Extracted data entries
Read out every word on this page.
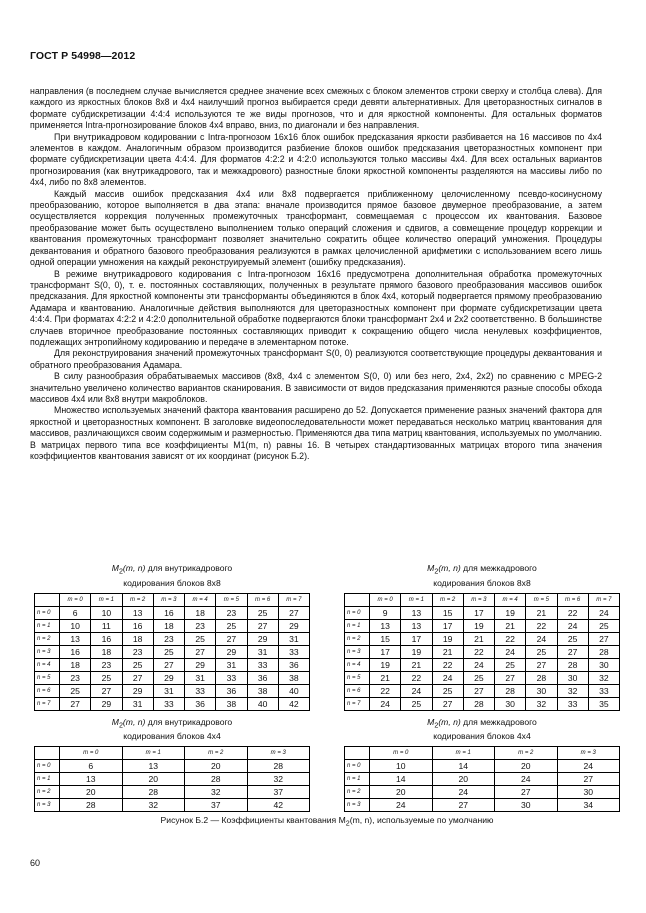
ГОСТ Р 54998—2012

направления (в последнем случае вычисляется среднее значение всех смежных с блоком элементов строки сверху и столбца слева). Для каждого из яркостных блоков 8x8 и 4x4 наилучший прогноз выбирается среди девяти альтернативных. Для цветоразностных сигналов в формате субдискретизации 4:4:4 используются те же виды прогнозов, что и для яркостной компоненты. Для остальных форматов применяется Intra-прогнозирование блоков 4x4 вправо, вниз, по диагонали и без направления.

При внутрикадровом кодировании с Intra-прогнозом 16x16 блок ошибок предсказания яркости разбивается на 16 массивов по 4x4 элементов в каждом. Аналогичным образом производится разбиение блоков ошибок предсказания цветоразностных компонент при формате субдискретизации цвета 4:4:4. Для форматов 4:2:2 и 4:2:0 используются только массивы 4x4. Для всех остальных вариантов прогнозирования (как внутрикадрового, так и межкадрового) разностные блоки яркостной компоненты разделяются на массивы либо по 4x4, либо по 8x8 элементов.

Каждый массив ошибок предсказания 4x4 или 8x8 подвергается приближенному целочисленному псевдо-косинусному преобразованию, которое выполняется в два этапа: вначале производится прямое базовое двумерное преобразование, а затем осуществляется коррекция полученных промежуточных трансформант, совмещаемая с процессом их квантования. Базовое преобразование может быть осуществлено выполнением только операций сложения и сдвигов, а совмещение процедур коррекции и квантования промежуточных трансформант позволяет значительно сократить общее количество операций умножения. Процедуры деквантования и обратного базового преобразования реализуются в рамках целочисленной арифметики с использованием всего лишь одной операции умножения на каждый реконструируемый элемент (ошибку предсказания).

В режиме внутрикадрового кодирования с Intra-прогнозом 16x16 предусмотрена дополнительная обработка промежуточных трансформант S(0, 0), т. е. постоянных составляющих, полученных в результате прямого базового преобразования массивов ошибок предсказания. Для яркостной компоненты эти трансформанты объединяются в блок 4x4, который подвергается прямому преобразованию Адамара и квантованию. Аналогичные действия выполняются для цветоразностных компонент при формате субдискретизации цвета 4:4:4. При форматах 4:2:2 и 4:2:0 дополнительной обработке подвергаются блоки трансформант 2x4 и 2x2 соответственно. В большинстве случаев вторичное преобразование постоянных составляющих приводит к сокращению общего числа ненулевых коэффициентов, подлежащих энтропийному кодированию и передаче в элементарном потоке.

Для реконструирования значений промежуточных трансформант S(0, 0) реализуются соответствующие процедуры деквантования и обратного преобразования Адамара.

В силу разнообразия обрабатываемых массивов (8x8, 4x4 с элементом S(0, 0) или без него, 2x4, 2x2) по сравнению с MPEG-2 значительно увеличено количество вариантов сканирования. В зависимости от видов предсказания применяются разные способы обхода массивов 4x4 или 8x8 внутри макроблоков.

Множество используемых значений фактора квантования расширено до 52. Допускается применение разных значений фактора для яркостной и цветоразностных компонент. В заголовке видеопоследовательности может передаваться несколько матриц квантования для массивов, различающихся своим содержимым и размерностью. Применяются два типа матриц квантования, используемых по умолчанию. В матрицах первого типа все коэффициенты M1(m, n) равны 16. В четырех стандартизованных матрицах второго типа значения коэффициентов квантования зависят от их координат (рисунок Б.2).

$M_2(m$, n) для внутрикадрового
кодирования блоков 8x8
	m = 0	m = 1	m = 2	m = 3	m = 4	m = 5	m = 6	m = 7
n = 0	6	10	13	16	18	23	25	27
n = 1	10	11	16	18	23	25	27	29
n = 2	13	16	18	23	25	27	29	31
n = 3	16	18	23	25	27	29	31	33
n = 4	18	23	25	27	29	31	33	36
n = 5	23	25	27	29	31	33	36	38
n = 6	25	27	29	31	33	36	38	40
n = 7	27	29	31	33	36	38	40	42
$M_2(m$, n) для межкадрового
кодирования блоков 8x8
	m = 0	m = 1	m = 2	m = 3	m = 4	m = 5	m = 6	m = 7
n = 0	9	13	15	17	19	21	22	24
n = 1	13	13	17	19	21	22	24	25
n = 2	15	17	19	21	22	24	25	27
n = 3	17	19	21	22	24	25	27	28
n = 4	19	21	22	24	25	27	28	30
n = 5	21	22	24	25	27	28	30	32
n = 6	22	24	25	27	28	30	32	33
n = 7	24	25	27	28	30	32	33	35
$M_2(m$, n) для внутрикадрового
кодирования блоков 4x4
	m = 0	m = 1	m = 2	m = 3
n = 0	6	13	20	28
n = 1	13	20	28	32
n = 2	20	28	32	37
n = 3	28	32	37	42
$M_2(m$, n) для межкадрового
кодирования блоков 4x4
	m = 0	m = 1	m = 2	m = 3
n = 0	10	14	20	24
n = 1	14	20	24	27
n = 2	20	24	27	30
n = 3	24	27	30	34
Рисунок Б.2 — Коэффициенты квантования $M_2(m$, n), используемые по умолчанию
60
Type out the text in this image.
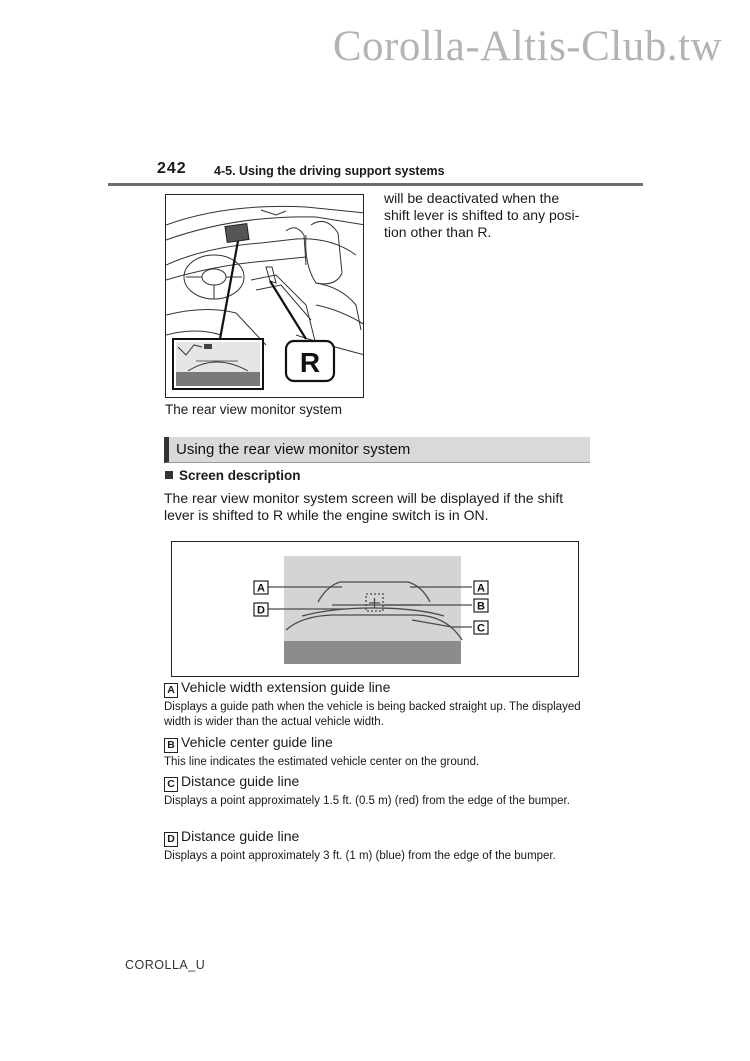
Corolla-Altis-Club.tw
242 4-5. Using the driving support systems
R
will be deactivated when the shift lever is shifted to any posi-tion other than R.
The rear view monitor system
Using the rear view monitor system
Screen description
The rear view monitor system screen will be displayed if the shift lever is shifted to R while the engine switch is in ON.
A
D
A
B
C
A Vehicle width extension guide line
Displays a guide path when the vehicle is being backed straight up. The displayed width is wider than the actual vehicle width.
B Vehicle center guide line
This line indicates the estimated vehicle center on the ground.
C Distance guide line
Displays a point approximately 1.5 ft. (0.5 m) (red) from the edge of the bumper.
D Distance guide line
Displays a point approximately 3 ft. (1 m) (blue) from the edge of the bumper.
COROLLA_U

## Your task
Scan the listing above for the word "view" and show each line where it is found.

## Correct answer
The rear view monitor system
Using the rear view monitor system
The rear view monitor system screen will be displayed if the shift lever is shifted to R while the engine switch is in ON.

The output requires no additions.